-- START OF Record excerpts --

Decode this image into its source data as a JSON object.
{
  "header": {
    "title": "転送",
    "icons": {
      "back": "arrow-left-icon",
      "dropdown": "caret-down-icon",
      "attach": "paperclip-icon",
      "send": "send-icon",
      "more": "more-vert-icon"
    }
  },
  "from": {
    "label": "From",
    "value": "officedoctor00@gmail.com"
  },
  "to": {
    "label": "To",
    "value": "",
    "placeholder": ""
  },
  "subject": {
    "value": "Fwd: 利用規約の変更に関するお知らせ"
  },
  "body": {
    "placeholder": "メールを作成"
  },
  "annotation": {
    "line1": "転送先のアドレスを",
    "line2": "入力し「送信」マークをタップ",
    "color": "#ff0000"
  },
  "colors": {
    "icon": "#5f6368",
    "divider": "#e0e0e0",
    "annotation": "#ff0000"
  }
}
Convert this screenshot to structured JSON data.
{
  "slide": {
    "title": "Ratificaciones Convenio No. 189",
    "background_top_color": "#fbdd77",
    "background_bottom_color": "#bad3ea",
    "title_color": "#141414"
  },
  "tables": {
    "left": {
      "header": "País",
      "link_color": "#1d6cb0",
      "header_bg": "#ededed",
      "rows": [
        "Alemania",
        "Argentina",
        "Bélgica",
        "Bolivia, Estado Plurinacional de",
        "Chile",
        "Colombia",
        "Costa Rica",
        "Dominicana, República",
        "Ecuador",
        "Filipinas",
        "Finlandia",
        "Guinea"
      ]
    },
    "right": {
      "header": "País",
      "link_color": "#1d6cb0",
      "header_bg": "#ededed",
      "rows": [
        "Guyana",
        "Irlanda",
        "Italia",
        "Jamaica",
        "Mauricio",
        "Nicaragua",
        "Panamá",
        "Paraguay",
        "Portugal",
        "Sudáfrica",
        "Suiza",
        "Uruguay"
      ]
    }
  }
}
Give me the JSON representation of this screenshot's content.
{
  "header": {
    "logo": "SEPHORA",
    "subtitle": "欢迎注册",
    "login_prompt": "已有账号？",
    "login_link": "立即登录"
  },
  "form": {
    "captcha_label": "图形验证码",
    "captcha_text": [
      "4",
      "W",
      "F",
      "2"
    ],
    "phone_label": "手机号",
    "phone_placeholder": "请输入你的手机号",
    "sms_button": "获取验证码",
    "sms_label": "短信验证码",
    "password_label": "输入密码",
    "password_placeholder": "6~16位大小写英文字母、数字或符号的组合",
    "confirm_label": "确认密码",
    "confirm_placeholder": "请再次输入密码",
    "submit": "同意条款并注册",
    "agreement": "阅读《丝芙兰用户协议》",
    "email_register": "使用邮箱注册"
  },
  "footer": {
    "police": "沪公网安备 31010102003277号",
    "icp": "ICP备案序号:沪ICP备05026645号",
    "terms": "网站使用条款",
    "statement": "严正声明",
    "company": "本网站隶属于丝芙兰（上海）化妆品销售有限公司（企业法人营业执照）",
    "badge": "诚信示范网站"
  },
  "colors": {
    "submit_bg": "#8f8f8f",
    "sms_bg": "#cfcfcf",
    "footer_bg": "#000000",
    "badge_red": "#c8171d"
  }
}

-- END OF Record excerpts --

== Exercise ==
Write out all of the records above exactly as they appear.

== Complete output ==
Decode this image into its source data as a JSON object.
{
  "header": {
    "title": "転送",
    "icons": {
      "back": "arrow-left-icon",
      "dropdown": "caret-down-icon",
      "attach": "paperclip-icon",
      "send": "send-icon",
      "more": "more-vert-icon"
    }
  },
  "from": {
    "label": "From",
    "value": "officedoctor00@gmail.com"
  },
  "to": {
    "label": "To",
    "value": "",
    "placeholder": ""
  },
  "subject": {
    "value": "Fwd: 利用規約の変更に関するお知らせ"
  },
  "body": {
    "placeholder": "メールを作成"
  },
  "annotation": {
    "line1": "転送先のアドレスを",
    "line2": "入力し「送信」マークをタップ",
    "color": "#ff0000"
  },
  "colors": {
    "icon": "#5f6368",
    "divider": "#e0e0e0",
    "annotation": "#ff0000"
  }
}
Convert this screenshot to structured JSON data.
{
  "slide": {
    "title": "Ratificaciones Convenio No. 189",
    "background_top_color": "#fbdd77",
    "background_bottom_color": "#bad3ea",
    "title_color": "#141414"
  },
  "tables": {
    "left": {
      "header": "País",
      "link_color": "#1d6cb0",
      "header_bg": "#ededed",
      "rows": [
        "Alemania",
        "Argentina",
        "Bélgica",
        "Bolivia, Estado Plurinacional de",
        "Chile",
        "Colombia",
        "Costa Rica",
        "Dominicana, República",
        "Ecuador",
        "Filipinas",
        "Finlandia",
        "Guinea"
      ]
    },
    "right": {
      "header": "País",
      "link_color": "#1d6cb0",
      "header_bg": "#ededed",
      "rows": [
        "Guyana",
        "Irlanda",
        "Italia",
        "Jamaica",
        "Mauricio",
        "Nicaragua",
        "Panamá",
        "Paraguay",
        "Portugal",
        "Sudáfrica",
        "Suiza",
        "Uruguay"
      ]
    }
  }
}
Give me the JSON representation of this screenshot's content.
{
  "header": {
    "logo": "SEPHORA",
    "subtitle": "欢迎注册",
    "login_prompt": "已有账号？",
    "login_link": "立即登录"
  },
  "form": {
    "captcha_label": "图形验证码",
    "captcha_text": [
      "4",
      "W",
      "F",
      "2"
    ],
    "phone_label": "手机号",
    "phone_placeholder": "请输入你的手机号",
    "sms_button": "获取验证码",
    "sms_label": "短信验证码",
    "password_label": "输入密码",
    "password_placeholder": "6~16位大小写英文字母、数字或符号的组合",
    "confirm_label": "确认密码",
    "confirm_placeholder": "请再次输入密码",
    "submit": "同意条款并注册",
    "agreement": "阅读《丝芙兰用户协议》",
    "email_register": "使用邮箱注册"
  },
  "footer": {
    "police": "沪公网安备 31010102003277号",
    "icp": "ICP备案序号:沪ICP备05026645号",
    "terms": "网站使用条款",
    "statement": "严正声明",
    "company": "本网站隶属于丝芙兰（上海）化妆品销售有限公司（企业法人营业执照）",
    "badge": "诚信示范网站"
  },
  "colors": {
    "submit_bg": "#8f8f8f",
    "sms_bg": "#cfcfcf",
    "footer_bg": "#000000",
    "badge_red": "#c8171d"
  }
}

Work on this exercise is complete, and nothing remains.